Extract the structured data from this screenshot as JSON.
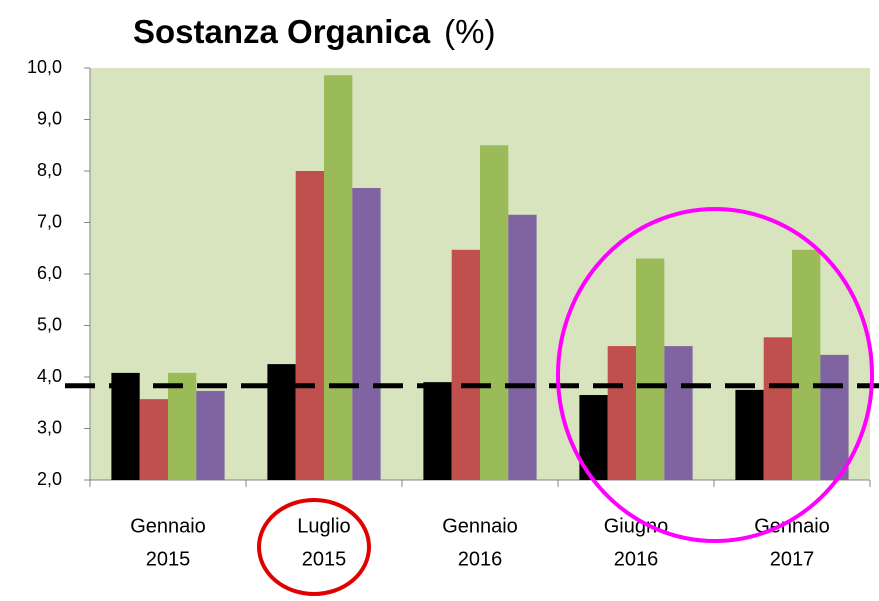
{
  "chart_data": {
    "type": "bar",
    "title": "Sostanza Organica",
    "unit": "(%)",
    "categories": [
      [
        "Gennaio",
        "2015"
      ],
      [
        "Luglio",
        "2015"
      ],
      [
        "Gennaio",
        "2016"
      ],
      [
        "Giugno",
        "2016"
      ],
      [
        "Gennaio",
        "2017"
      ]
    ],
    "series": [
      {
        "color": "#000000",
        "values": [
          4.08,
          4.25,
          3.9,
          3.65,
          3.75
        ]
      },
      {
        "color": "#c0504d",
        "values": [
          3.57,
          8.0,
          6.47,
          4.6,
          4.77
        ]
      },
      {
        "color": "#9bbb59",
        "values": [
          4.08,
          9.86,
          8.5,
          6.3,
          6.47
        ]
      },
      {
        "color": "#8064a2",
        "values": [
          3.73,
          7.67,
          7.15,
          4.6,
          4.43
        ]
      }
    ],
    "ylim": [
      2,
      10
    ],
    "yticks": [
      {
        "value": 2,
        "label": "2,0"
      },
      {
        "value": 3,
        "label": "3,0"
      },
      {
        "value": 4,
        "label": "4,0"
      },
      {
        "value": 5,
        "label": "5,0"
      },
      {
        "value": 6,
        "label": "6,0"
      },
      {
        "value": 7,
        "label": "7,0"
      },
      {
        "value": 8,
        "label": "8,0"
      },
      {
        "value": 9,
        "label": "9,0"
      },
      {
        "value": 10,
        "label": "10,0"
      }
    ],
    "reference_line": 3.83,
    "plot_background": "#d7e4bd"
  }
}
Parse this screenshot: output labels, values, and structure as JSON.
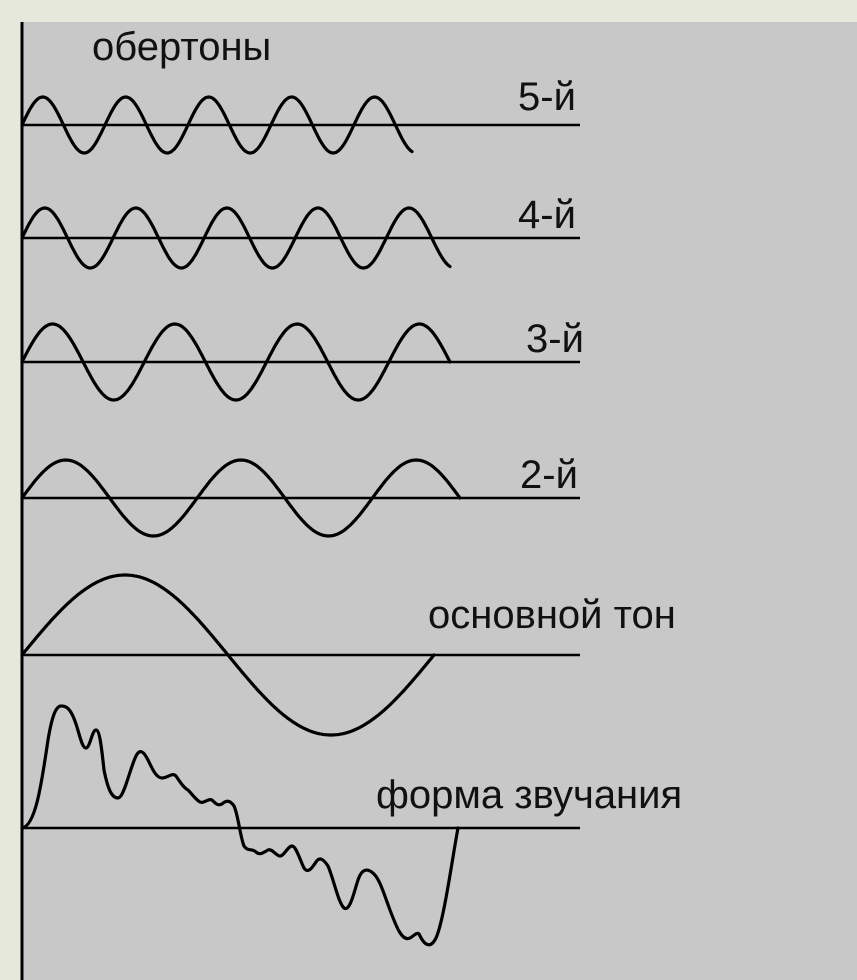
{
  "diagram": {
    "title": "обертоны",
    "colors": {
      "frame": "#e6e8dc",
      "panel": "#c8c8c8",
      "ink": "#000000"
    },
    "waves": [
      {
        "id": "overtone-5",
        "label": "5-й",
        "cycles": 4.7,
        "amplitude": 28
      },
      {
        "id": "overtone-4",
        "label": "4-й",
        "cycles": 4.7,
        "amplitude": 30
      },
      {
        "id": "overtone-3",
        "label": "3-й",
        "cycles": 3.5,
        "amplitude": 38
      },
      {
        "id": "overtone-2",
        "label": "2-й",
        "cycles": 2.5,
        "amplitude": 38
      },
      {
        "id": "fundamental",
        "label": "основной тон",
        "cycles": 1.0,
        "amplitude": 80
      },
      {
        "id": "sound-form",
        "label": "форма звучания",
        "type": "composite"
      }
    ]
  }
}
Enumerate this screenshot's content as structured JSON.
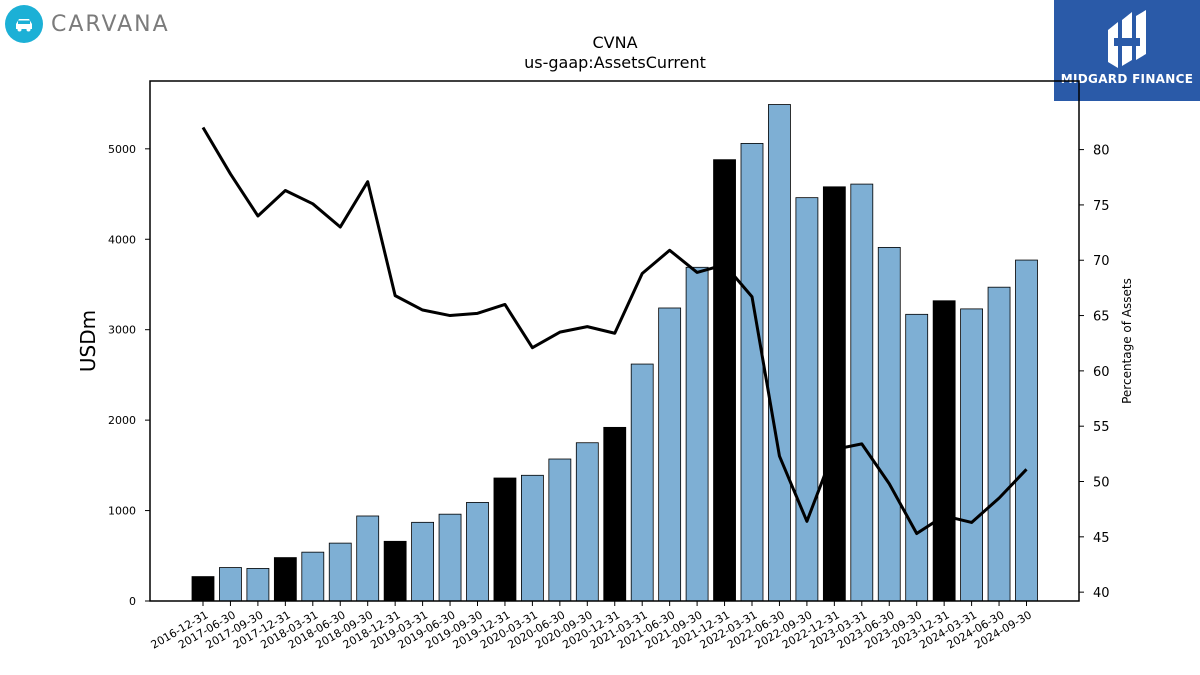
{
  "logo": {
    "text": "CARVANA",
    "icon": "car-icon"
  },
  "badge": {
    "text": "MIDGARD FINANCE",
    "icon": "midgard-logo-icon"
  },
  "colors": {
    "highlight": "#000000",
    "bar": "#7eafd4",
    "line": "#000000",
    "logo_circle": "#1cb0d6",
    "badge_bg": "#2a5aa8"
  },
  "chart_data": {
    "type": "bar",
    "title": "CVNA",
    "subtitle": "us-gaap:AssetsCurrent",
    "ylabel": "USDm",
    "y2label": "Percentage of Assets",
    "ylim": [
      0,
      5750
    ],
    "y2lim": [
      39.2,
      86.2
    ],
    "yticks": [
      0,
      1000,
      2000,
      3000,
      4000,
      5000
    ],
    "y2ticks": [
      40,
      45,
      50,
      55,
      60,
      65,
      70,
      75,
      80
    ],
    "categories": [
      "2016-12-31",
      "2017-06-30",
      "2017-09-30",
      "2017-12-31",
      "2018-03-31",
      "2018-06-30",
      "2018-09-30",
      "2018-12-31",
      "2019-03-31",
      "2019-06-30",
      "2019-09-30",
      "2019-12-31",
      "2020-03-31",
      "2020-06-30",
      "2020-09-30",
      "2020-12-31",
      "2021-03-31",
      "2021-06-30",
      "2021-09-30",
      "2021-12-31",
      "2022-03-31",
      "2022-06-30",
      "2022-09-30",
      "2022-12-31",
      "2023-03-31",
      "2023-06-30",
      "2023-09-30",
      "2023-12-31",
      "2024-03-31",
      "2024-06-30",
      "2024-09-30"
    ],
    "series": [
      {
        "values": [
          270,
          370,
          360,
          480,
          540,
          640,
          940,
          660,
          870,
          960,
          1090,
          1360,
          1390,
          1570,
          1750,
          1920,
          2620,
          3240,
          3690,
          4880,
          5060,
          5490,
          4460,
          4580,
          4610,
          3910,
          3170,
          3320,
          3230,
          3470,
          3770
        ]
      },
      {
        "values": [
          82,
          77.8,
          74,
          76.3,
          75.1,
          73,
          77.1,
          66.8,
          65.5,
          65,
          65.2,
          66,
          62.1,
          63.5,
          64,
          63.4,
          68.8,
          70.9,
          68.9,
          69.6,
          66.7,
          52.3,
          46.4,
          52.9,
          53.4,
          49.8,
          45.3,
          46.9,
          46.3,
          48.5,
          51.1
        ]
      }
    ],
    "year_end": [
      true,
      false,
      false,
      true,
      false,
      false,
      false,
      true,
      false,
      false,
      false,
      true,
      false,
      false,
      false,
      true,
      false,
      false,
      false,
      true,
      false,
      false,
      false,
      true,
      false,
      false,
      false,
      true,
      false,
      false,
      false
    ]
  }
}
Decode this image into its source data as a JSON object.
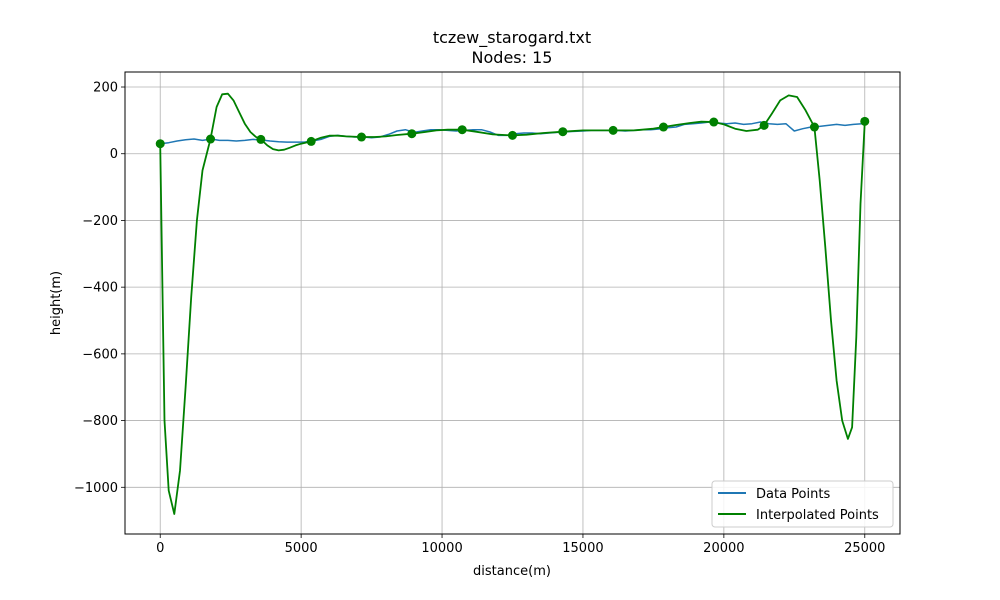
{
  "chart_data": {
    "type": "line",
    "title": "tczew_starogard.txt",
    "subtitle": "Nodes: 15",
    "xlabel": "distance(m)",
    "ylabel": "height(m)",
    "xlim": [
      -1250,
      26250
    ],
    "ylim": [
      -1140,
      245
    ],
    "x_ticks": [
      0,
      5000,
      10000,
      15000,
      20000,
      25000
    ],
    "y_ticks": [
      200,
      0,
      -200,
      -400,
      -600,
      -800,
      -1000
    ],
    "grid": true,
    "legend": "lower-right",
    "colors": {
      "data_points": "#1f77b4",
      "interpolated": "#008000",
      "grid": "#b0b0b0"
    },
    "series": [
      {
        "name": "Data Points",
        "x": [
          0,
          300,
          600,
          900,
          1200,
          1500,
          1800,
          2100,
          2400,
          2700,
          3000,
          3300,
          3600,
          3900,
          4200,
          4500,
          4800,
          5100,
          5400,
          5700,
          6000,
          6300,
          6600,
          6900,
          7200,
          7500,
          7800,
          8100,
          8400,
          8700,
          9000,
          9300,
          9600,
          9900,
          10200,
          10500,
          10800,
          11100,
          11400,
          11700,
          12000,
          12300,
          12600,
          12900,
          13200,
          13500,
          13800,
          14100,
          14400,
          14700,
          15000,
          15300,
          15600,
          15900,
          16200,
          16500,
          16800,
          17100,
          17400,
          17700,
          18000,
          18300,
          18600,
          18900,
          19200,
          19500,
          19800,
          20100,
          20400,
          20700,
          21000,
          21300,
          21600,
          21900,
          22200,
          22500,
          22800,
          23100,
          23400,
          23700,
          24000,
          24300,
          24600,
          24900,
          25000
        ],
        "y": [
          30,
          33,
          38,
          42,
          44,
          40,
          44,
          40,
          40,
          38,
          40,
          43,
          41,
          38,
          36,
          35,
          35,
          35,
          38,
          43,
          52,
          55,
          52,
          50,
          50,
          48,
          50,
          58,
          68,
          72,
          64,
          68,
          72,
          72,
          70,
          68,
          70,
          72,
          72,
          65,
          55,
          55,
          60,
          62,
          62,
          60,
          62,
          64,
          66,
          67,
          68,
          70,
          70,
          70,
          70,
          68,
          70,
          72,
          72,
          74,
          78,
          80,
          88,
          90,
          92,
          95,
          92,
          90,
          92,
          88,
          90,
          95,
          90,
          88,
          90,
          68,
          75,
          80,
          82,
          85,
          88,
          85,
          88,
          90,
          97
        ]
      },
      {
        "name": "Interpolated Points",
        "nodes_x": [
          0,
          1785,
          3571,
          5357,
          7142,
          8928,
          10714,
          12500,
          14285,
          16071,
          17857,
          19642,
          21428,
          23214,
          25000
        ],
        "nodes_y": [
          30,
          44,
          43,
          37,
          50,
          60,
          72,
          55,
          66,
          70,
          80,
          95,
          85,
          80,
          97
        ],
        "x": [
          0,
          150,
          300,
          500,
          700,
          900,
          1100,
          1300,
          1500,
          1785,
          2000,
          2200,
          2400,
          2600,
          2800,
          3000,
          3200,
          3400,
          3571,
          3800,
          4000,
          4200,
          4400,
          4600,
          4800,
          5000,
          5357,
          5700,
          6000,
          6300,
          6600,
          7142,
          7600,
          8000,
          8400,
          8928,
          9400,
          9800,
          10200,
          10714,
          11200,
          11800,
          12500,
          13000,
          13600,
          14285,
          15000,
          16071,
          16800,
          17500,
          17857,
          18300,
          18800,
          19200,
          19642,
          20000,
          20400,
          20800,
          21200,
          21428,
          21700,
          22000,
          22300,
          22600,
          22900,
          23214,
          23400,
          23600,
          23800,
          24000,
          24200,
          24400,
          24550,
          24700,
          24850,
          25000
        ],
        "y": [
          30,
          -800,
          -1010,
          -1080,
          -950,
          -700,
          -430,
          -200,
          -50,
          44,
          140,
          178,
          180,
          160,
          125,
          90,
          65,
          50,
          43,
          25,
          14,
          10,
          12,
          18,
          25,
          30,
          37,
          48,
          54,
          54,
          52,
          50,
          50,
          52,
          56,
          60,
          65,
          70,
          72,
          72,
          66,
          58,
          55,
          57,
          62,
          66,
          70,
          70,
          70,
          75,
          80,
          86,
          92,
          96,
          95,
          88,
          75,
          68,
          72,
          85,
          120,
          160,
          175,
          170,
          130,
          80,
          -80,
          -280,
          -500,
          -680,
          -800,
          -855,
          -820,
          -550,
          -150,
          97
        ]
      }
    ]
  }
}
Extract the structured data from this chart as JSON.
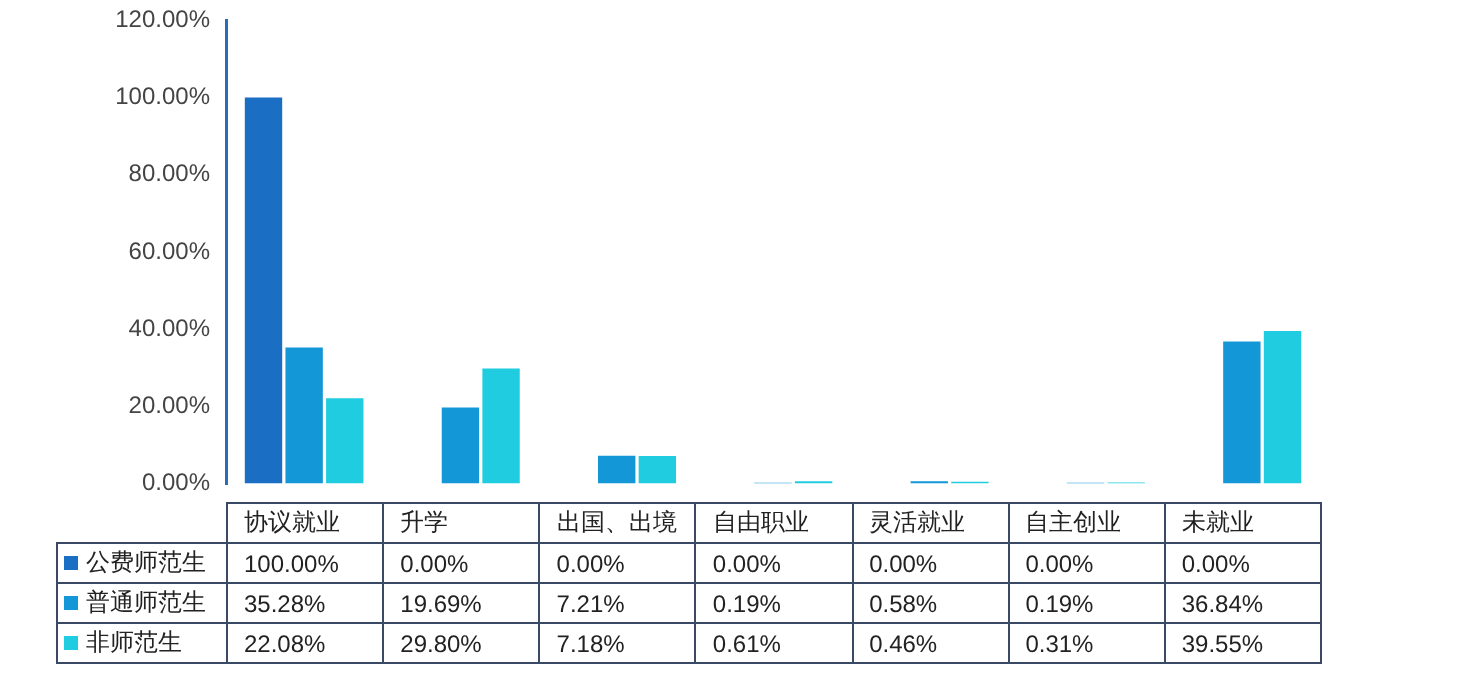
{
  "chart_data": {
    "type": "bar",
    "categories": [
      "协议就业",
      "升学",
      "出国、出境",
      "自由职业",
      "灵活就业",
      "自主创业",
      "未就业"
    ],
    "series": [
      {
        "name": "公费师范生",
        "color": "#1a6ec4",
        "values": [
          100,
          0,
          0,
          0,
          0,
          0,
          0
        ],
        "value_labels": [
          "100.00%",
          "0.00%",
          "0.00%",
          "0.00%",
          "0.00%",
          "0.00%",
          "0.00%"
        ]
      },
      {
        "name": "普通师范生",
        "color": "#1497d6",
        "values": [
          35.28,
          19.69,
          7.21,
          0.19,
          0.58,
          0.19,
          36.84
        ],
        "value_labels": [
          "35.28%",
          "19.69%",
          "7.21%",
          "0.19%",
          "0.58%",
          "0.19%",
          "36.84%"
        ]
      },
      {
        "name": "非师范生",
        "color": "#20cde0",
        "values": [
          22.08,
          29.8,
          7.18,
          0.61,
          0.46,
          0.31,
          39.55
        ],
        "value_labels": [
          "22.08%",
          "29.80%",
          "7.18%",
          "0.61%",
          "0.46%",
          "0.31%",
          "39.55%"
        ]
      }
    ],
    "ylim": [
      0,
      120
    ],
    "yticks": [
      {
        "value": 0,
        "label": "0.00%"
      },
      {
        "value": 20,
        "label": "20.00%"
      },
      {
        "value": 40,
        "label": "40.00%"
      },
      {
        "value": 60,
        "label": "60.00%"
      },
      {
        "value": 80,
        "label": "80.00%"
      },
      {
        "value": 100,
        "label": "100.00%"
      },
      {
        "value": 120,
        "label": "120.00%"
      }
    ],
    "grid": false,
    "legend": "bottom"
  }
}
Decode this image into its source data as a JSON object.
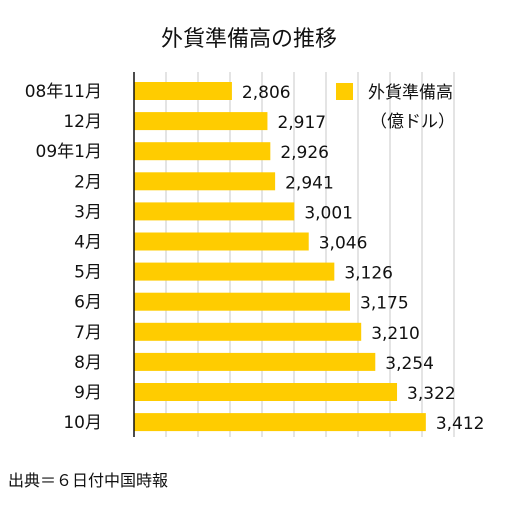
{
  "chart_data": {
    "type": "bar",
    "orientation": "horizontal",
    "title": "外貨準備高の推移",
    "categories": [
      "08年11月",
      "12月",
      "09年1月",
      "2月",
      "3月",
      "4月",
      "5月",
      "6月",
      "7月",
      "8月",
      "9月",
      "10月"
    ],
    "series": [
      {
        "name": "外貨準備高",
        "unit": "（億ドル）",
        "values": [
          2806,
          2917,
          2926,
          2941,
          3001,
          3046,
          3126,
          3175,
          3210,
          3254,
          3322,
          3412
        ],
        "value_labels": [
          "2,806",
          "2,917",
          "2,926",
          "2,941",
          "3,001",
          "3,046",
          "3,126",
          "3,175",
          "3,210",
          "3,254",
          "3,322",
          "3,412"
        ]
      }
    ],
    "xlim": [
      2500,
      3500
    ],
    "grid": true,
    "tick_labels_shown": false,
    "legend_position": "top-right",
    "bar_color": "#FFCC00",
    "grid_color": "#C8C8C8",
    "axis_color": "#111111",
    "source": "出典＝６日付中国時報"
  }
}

= Exercise =
Which lines hold the word "cycles"? Return all of them from the records above.

= Response =
        "cycles": 4.7,
        "cycles": 4.7,
        "cycles": 3.5,
        "cycles": 2.5,
        "cycles": 1.0,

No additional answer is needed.